> _Task prompt_
Scan the records for the word "設計思考與跨領域教學". Copy each line that includes it.

> _Entries supplied_
>> BEGIN

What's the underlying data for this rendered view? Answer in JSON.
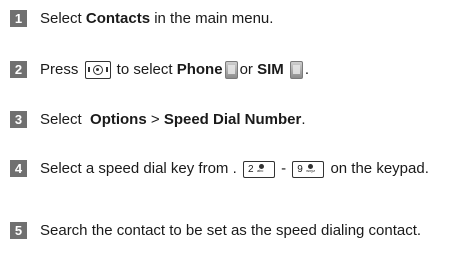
{
  "steps": [
    {
      "num": "1",
      "a": "Select ",
      "b1": "Contacts",
      "c": " in the main menu."
    },
    {
      "num": "2",
      "a": "Press ",
      "key_icon": "navigation-key-icon",
      "c": " to select ",
      "b1": "Phone",
      "icon1": "phone-memory-icon",
      "d": "or ",
      "b2": "SIM",
      "icon2": "sim-card-icon",
      "e": "."
    },
    {
      "num": "3",
      "a": "Select  ",
      "b1": "Options",
      "c": " > ",
      "b2": "Speed Dial Number",
      "d": "."
    },
    {
      "num": "4",
      "a": "Select a speed dial key from . ",
      "key1": {
        "digit": "2",
        "sub": "abc"
      },
      "sep": " - ",
      "key2": {
        "digit": "9",
        "sub": "wxyz"
      },
      "c": " on the keypad."
    },
    {
      "num": "5",
      "text": "Search the contact to be set as the speed dialing contact."
    }
  ]
}
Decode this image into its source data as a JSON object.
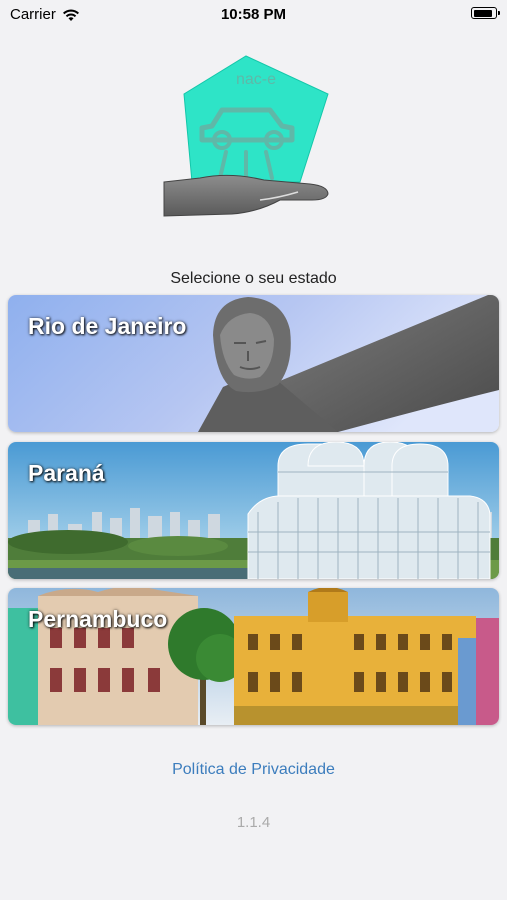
{
  "status_bar": {
    "carrier": "Carrier",
    "time": "10:58 PM",
    "battery_level": 0.9
  },
  "logo": {
    "text": "nac-e",
    "accent_color": "#1de3c2",
    "icon": "hand-holding-car-logo"
  },
  "prompt": "Selecione o seu estado",
  "states": [
    {
      "label": "Rio de Janeiro",
      "image": "christ-the-redeemer-photo"
    },
    {
      "label": "Paraná",
      "image": "curitiba-botanical-garden-photo"
    },
    {
      "label": "Pernambuco",
      "image": "recife-colonial-buildings-photo"
    }
  ],
  "privacy_link": "Política de Privacidade",
  "version": "1.1.4",
  "colors": {
    "background": "#f2f2f4",
    "link": "#3c7dbd",
    "version": "#aaaaaa"
  }
}
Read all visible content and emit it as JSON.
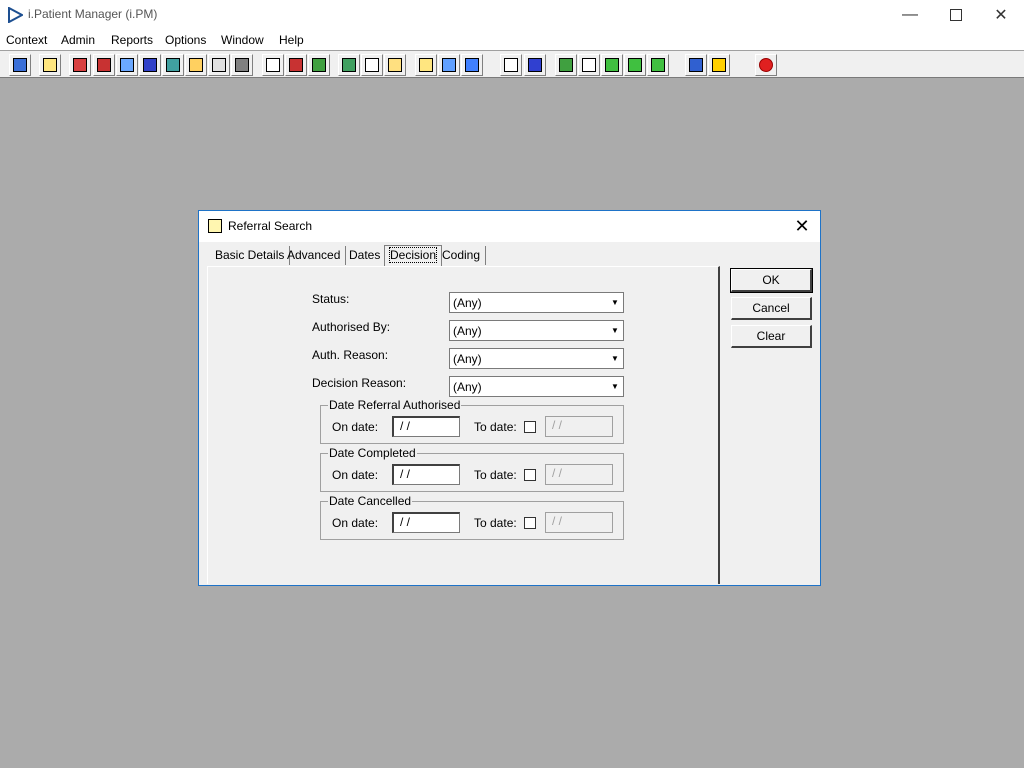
{
  "window": {
    "title": "i.Patient Manager (i.PM)"
  },
  "menu": [
    "Context",
    "Admin",
    "Reports",
    "Options",
    "Window",
    "Help"
  ],
  "toolbar_icons": [
    "patient-icon",
    "printer-icon",
    "book-icon",
    "house-icon",
    "search-icon",
    "letter-m-icon",
    "doctor-icon",
    "notes-icon",
    "referral-icon",
    "camera-icon",
    "magnify-icon",
    "clock-icon",
    "monitor-icon",
    "document-icon",
    "document-edit-icon",
    "gauge-icon",
    "list-icon",
    "bed-icon",
    "ambulance-icon",
    "page-icon",
    "bar-chart-icon",
    "globe-icon",
    "check-icon",
    "check-list-icon",
    "arrow-in-icon",
    "arrow-out-icon",
    "transfer-icon",
    "warning-icon",
    "exit-icon"
  ],
  "dialog": {
    "title": "Referral Search",
    "tabs": [
      "Basic Details",
      "Advanced",
      "Dates",
      "Decision",
      "Coding"
    ],
    "active_tab": "Decision",
    "fields": [
      {
        "label": "Status:",
        "value": "(Any)"
      },
      {
        "label": "Authorised By:",
        "value": "(Any)"
      },
      {
        "label": "Auth. Reason:",
        "value": "(Any)"
      },
      {
        "label": "Decision Reason:",
        "value": "(Any)"
      }
    ],
    "date_groups": [
      {
        "title": "Date Referral Authorised",
        "on_label": "On date:",
        "on_value": "/ /",
        "to_label": "To date:",
        "to_checked": false,
        "to_value": "/ /"
      },
      {
        "title": "Date Completed",
        "on_label": "On date:",
        "on_value": "/ /",
        "to_label": "To date:",
        "to_checked": false,
        "to_value": "/ /"
      },
      {
        "title": "Date Cancelled",
        "on_label": "On date:",
        "on_value": "/ /",
        "to_label": "To date:",
        "to_checked": false,
        "to_value": "/ /"
      }
    ],
    "buttons": {
      "ok": "OK",
      "cancel": "Cancel",
      "clear": "Clear"
    }
  }
}
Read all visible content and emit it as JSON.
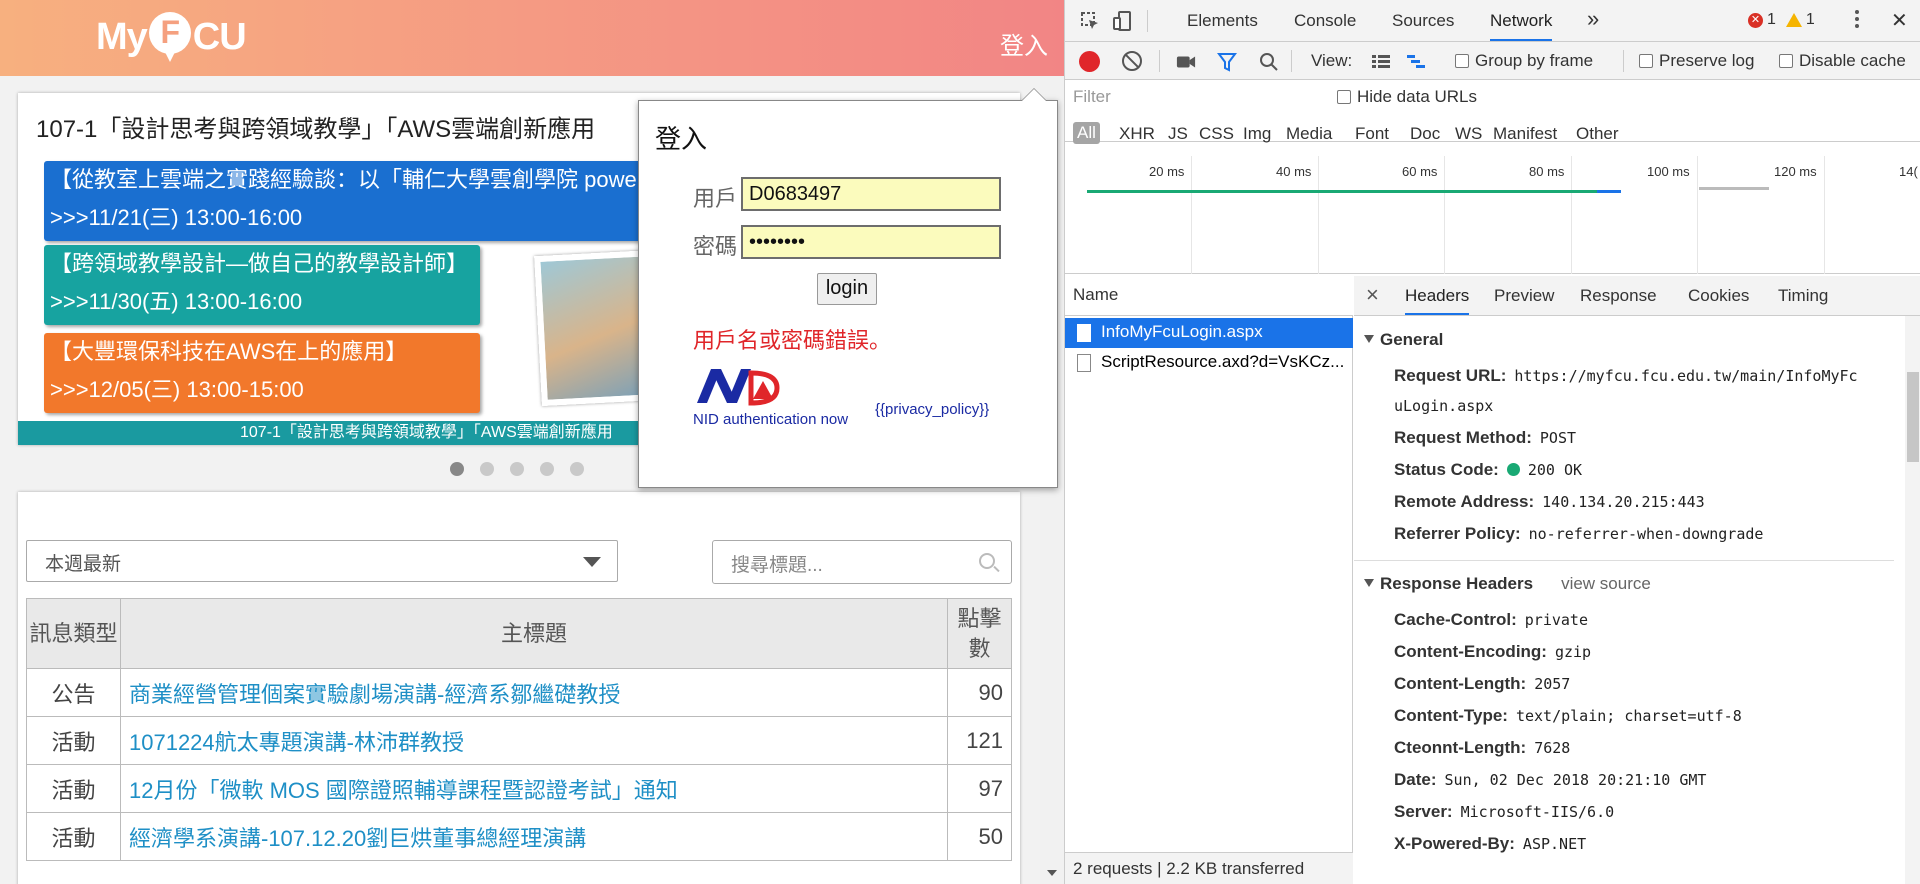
{
  "site": {
    "logo_text_left": "My",
    "logo_letter": "F",
    "logo_text_right": "CU",
    "login_link": "登入"
  },
  "banner": {
    "title": "107-1「設計思考與跨領域教學」「AWS雲端創新應用",
    "events": [
      {
        "line1": "【從教室上雲端之實踐經驗談：以「輔仁大學雲創學院 powe",
        "line2": ">>>11/21(三) 13:00-16:00",
        "color": "#1a6fd0"
      },
      {
        "line1": "【跨領域教學設計—做自己的教學設計師】",
        "line2": ">>>11/30(五) 13:00-16:00",
        "color": "#17a3a0"
      },
      {
        "line1": "【大豐環保科技在AWS在上的應用】",
        "line2": ">>>12/05(三) 13:00-15:00",
        "color": "#f2782b"
      }
    ],
    "strip_text": "107-1「設計思考與跨領域教學」「AWS雲端創新應用",
    "slide_count": 5,
    "active_slide": 1
  },
  "news": {
    "filter_value": "本週最新",
    "search_placeholder": "搜尋標題...",
    "headers": {
      "type": "訊息類型",
      "title": "主標題",
      "hits": "點擊數"
    },
    "rows": [
      {
        "type": "公告",
        "title": "商業經營管理個案實驗劇場演講-經濟系鄒繼礎教授",
        "hits": "90"
      },
      {
        "type": "活動",
        "title": "1071224航太專題演講-林沛群教授",
        "hits": "121"
      },
      {
        "type": "活動",
        "title": "12月份「微軟 MOS 國際證照輔導課程暨認證考試」通知",
        "hits": "97"
      },
      {
        "type": "活動",
        "title": "經濟學系演講-107.12.20劉巨烘董事總經理演講",
        "hits": "50"
      }
    ]
  },
  "login": {
    "heading": "登入",
    "user_label": "用戶",
    "user_value": "D0683497",
    "pass_label": "密碼",
    "pass_value": "••••••••",
    "button": "login",
    "error": "用戶名或密碼錯誤。",
    "nid_caption": "NID authentication now",
    "privacy_link": "{{privacy_policy}}"
  },
  "devtools": {
    "tabs": [
      "Elements",
      "Console",
      "Sources",
      "Network"
    ],
    "active_tab": "Network",
    "more": "»",
    "error_count": "1",
    "warning_count": "1",
    "close": "✕",
    "toolbar": {
      "view_label": "View:",
      "group_by_frame": "Group by frame",
      "preserve_log": "Preserve log",
      "disable_cache": "Disable cache"
    },
    "filter_placeholder": "Filter",
    "hide_data_urls": "Hide data URLs",
    "type_filters": [
      "All",
      "XHR",
      "JS",
      "CSS",
      "Img",
      "Media",
      "Font",
      "Doc",
      "WS",
      "Manifest",
      "Other"
    ],
    "timeline_ticks": [
      "20 ms",
      "40 ms",
      "60 ms",
      "80 ms",
      "100 ms",
      "120 ms",
      "14("
    ],
    "list_header": "Name",
    "requests": [
      "InfoMyFcuLogin.aspx",
      "ScriptResource.axd?d=VsKCz..."
    ],
    "status_bar": "2 requests  |  2.2 KB transferred",
    "detail_tabs": [
      "Headers",
      "Preview",
      "Response",
      "Cookies",
      "Timing"
    ],
    "general": {
      "title": "General",
      "request_url_key": "Request URL:",
      "request_url_line1": "https://myfcu.fcu.edu.tw/main/InfoMyFc",
      "request_url_line2": "uLogin.aspx",
      "method_key": "Request Method:",
      "method": "POST",
      "status_key": "Status Code:",
      "status": "200 OK",
      "remote_key": "Remote Address:",
      "remote": "140.134.20.215:443",
      "referrer_key": "Referrer Policy:",
      "referrer": "no-referrer-when-downgrade"
    },
    "response_headers": {
      "title": "Response Headers",
      "view_source": "view source",
      "items": [
        {
          "k": "Cache-Control:",
          "v": "private"
        },
        {
          "k": "Content-Encoding:",
          "v": "gzip"
        },
        {
          "k": "Content-Length:",
          "v": "2057"
        },
        {
          "k": "Content-Type:",
          "v": "text/plain; charset=utf-8"
        },
        {
          "k": "Cteonnt-Length:",
          "v": "7628"
        },
        {
          "k": "Date:",
          "v": "Sun, 02 Dec 2018 20:21:10 GMT"
        },
        {
          "k": "Server:",
          "v": "Microsoft-IIS/6.0"
        },
        {
          "k": "X-Powered-By:",
          "v": "ASP.NET"
        }
      ]
    }
  }
}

>> END

> _Reply to the task_
    "title": "107-1「設計思考與跨領域教學」「AWS雲端創新應用",
    "strip_text": "107-1「設計思考與跨領域教學」「AWS雲端創新應用",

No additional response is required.